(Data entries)
◆ ◆ ◆ ◆ ◆
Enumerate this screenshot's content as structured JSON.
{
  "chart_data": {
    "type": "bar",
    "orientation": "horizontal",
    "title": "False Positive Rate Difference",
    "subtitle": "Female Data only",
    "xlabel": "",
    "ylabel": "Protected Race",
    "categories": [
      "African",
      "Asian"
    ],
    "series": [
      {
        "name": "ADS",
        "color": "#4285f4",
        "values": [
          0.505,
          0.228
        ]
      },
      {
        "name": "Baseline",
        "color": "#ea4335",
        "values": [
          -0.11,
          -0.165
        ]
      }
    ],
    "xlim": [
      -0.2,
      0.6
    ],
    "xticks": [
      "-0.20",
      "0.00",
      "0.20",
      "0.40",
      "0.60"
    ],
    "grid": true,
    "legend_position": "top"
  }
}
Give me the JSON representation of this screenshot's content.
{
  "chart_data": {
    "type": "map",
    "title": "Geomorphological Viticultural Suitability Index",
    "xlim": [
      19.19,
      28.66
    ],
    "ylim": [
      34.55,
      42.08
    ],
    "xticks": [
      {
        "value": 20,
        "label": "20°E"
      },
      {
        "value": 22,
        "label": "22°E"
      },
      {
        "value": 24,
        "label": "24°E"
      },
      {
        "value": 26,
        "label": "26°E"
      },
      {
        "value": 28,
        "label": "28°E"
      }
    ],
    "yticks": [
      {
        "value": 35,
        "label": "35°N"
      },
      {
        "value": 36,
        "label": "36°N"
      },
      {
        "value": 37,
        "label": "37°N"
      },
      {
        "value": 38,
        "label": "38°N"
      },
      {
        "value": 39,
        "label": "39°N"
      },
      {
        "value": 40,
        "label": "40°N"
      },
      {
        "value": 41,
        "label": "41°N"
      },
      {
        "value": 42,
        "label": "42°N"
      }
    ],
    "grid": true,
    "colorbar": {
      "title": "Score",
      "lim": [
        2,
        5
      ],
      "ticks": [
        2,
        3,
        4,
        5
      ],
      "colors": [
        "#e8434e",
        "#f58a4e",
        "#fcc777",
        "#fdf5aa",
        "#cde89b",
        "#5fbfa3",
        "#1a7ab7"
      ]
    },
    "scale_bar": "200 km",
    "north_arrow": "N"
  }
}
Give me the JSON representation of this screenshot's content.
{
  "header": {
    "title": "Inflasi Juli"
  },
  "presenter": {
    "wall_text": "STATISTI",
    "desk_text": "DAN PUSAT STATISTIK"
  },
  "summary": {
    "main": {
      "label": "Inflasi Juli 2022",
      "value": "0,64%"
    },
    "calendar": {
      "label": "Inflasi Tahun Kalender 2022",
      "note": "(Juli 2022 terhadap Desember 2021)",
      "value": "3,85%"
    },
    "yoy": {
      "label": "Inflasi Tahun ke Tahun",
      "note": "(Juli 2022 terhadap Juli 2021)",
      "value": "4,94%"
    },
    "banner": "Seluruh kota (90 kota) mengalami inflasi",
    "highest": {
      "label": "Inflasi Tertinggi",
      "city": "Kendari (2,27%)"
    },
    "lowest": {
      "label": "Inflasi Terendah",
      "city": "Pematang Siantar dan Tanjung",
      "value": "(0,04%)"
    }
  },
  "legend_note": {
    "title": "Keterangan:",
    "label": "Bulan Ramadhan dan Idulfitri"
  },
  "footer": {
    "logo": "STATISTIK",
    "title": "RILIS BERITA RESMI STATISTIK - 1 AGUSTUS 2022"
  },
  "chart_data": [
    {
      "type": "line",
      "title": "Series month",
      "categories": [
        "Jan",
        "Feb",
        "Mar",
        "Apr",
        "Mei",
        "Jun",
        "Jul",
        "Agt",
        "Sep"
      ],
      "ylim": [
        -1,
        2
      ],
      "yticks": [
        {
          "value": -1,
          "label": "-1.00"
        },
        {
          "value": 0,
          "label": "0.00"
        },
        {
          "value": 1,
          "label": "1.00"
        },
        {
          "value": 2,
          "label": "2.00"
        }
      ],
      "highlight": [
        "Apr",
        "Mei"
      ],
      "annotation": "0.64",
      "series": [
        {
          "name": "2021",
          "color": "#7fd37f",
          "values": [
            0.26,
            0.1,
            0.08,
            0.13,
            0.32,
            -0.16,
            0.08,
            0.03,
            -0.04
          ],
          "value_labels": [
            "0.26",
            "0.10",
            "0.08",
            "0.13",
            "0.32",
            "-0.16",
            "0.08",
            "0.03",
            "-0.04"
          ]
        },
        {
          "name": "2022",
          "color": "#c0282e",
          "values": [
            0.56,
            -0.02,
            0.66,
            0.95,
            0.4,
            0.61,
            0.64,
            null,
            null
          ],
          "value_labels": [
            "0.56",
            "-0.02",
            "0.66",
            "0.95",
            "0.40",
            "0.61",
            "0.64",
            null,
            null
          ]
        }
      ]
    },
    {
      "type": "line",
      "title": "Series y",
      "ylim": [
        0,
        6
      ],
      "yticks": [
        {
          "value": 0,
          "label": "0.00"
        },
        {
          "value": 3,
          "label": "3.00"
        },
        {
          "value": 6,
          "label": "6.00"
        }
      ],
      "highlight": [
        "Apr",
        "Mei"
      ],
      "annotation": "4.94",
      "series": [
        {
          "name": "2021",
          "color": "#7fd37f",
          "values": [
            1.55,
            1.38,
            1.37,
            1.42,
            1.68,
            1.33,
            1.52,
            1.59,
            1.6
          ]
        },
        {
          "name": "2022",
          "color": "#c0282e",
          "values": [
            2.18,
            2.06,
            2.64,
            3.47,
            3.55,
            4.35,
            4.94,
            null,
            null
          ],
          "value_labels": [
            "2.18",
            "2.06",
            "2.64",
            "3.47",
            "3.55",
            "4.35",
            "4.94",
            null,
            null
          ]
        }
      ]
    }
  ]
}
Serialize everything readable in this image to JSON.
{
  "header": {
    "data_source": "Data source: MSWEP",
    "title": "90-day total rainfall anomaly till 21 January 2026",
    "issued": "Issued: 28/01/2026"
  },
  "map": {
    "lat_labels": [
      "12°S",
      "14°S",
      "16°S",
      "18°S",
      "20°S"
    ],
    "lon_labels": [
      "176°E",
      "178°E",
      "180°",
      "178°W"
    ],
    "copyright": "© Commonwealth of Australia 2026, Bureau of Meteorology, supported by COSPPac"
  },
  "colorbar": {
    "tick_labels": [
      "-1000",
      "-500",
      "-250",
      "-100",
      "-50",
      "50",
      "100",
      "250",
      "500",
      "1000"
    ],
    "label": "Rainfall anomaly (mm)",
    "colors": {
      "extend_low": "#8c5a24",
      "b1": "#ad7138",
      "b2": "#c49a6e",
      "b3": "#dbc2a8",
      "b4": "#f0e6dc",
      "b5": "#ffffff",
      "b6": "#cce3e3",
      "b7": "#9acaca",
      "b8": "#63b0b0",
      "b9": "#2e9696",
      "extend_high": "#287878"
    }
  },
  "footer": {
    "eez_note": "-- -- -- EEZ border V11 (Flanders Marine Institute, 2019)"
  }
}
◆ ◆ ◆ ◆ ◆
Stated task: Write out every entry word for word.

Output for this exercise:
Enumerate this screenshot's content as structured JSON.
{
  "chart_data": {
    "type": "bar",
    "orientation": "horizontal",
    "title": "False Positive Rate Difference",
    "subtitle": "Female Data only",
    "xlabel": "",
    "ylabel": "Protected Race",
    "categories": [
      "African",
      "Asian"
    ],
    "series": [
      {
        "name": "ADS",
        "color": "#4285f4",
        "values": [
          0.505,
          0.228
        ]
      },
      {
        "name": "Baseline",
        "color": "#ea4335",
        "values": [
          -0.11,
          -0.165
        ]
      }
    ],
    "xlim": [
      -0.2,
      0.6
    ],
    "xticks": [
      "-0.20",
      "0.00",
      "0.20",
      "0.40",
      "0.60"
    ],
    "grid": true,
    "legend_position": "top"
  }
}
Give me the JSON representation of this screenshot's content.
{
  "chart_data": {
    "type": "map",
    "title": "Geomorphological Viticultural Suitability Index",
    "xlim": [
      19.19,
      28.66
    ],
    "ylim": [
      34.55,
      42.08
    ],
    "xticks": [
      {
        "value": 20,
        "label": "20°E"
      },
      {
        "value": 22,
        "label": "22°E"
      },
      {
        "value": 24,
        "label": "24°E"
      },
      {
        "value": 26,
        "label": "26°E"
      },
      {
        "value": 28,
        "label": "28°E"
      }
    ],
    "yticks": [
      {
        "value": 35,
        "label": "35°N"
      },
      {
        "value": 36,
        "label": "36°N"
      },
      {
        "value": 37,
        "label": "37°N"
      },
      {
        "value": 38,
        "label": "38°N"
      },
      {
        "value": 39,
        "label": "39°N"
      },
      {
        "value": 40,
        "label": "40°N"
      },
      {
        "value": 41,
        "label": "41°N"
      },
      {
        "value": 42,
        "label": "42°N"
      }
    ],
    "grid": true,
    "colorbar": {
      "title": "Score",
      "lim": [
        2,
        5
      ],
      "ticks": [
        2,
        3,
        4,
        5
      ],
      "colors": [
        "#e8434e",
        "#f58a4e",
        "#fcc777",
        "#fdf5aa",
        "#cde89b",
        "#5fbfa3",
        "#1a7ab7"
      ]
    },
    "scale_bar": "200 km",
    "north_arrow": "N"
  }
}
Give me the JSON representation of this screenshot's content.
{
  "header": {
    "title": "Inflasi Juli"
  },
  "presenter": {
    "wall_text": "STATISTI",
    "desk_text": "DAN PUSAT STATISTIK"
  },
  "summary": {
    "main": {
      "label": "Inflasi Juli 2022",
      "value": "0,64%"
    },
    "calendar": {
      "label": "Inflasi Tahun Kalender 2022",
      "note": "(Juli 2022 terhadap Desember 2021)",
      "value": "3,85%"
    },
    "yoy": {
      "label": "Inflasi Tahun ke Tahun",
      "note": "(Juli 2022 terhadap Juli 2021)",
      "value": "4,94%"
    },
    "banner": "Seluruh kota (90 kota) mengalami inflasi",
    "highest": {
      "label": "Inflasi Tertinggi",
      "city": "Kendari (2,27%)"
    },
    "lowest": {
      "label": "Inflasi Terendah",
      "city": "Pematang Siantar dan Tanjung",
      "value": "(0,04%)"
    }
  },
  "legend_note": {
    "title": "Keterangan:",
    "label": "Bulan Ramadhan dan Idulfitri"
  },
  "footer": {
    "logo": "STATISTIK",
    "title": "RILIS BERITA RESMI STATISTIK - 1 AGUSTUS 2022"
  },
  "chart_data": [
    {
      "type": "line",
      "title": "Series month",
      "categories": [
        "Jan",
        "Feb",
        "Mar",
        "Apr",
        "Mei",
        "Jun",
        "Jul",
        "Agt",
        "Sep"
      ],
      "ylim": [
        -1,
        2
      ],
      "yticks": [
        {
          "value": -1,
          "label": "-1.00"
        },
        {
          "value": 0,
          "label": "0.00"
        },
        {
          "value": 1,
          "label": "1.00"
        },
        {
          "value": 2,
          "label": "2.00"
        }
      ],
      "highlight": [
        "Apr",
        "Mei"
      ],
      "annotation": "0.64",
      "series": [
        {
          "name": "2021",
          "color": "#7fd37f",
          "values": [
            0.26,
            0.1,
            0.08,
            0.13,
            0.32,
            -0.16,
            0.08,
            0.03,
            -0.04
          ],
          "value_labels": [
            "0.26",
            "0.10",
            "0.08",
            "0.13",
            "0.32",
            "-0.16",
            "0.08",
            "0.03",
            "-0.04"
          ]
        },
        {
          "name": "2022",
          "color": "#c0282e",
          "values": [
            0.56,
            -0.02,
            0.66,
            0.95,
            0.4,
            0.61,
            0.64,
            null,
            null
          ],
          "value_labels": [
            "0.56",
            "-0.02",
            "0.66",
            "0.95",
            "0.40",
            "0.61",
            "0.64",
            null,
            null
          ]
        }
      ]
    },
    {
      "type": "line",
      "title": "Series y",
      "ylim": [
        0,
        6
      ],
      "yticks": [
        {
          "value": 0,
          "label": "0.00"
        },
        {
          "value": 3,
          "label": "3.00"
        },
        {
          "value": 6,
          "label": "6.00"
        }
      ],
      "highlight": [
        "Apr",
        "Mei"
      ],
      "annotation": "4.94",
      "series": [
        {
          "name": "2021",
          "color": "#7fd37f",
          "values": [
            1.55,
            1.38,
            1.37,
            1.42,
            1.68,
            1.33,
            1.52,
            1.59,
            1.6
          ]
        },
        {
          "name": "2022",
          "color": "#c0282e",
          "values": [
            2.18,
            2.06,
            2.64,
            3.47,
            3.55,
            4.35,
            4.94,
            null,
            null
          ],
          "value_labels": [
            "2.18",
            "2.06",
            "2.64",
            "3.47",
            "3.55",
            "4.35",
            "4.94",
            null,
            null
          ]
        }
      ]
    }
  ]
}
Serialize everything readable in this image to JSON.
{
  "header": {
    "data_source": "Data source: MSWEP",
    "title": "90-day total rainfall anomaly till 21 January 2026",
    "issued": "Issued: 28/01/2026"
  },
  "map": {
    "lat_labels": [
      "12°S",
      "14°S",
      "16°S",
      "18°S",
      "20°S"
    ],
    "lon_labels": [
      "176°E",
      "178°E",
      "180°",
      "178°W"
    ],
    "copyright": "© Commonwealth of Australia 2026, Bureau of Meteorology, supported by COSPPac"
  },
  "colorbar": {
    "tick_labels": [
      "-1000",
      "-500",
      "-250",
      "-100",
      "-50",
      "50",
      "100",
      "250",
      "500",
      "1000"
    ],
    "label": "Rainfall anomaly (mm)",
    "colors": {
      "extend_low": "#8c5a24",
      "b1": "#ad7138",
      "b2": "#c49a6e",
      "b3": "#dbc2a8",
      "b4": "#f0e6dc",
      "b5": "#ffffff",
      "b6": "#cce3e3",
      "b7": "#9acaca",
      "b8": "#63b0b0",
      "b9": "#2e9696",
      "extend_high": "#287878"
    }
  },
  "footer": {
    "eez_note": "-- -- -- EEZ border V11 (Flanders Marine Institute, 2019)"
  }
}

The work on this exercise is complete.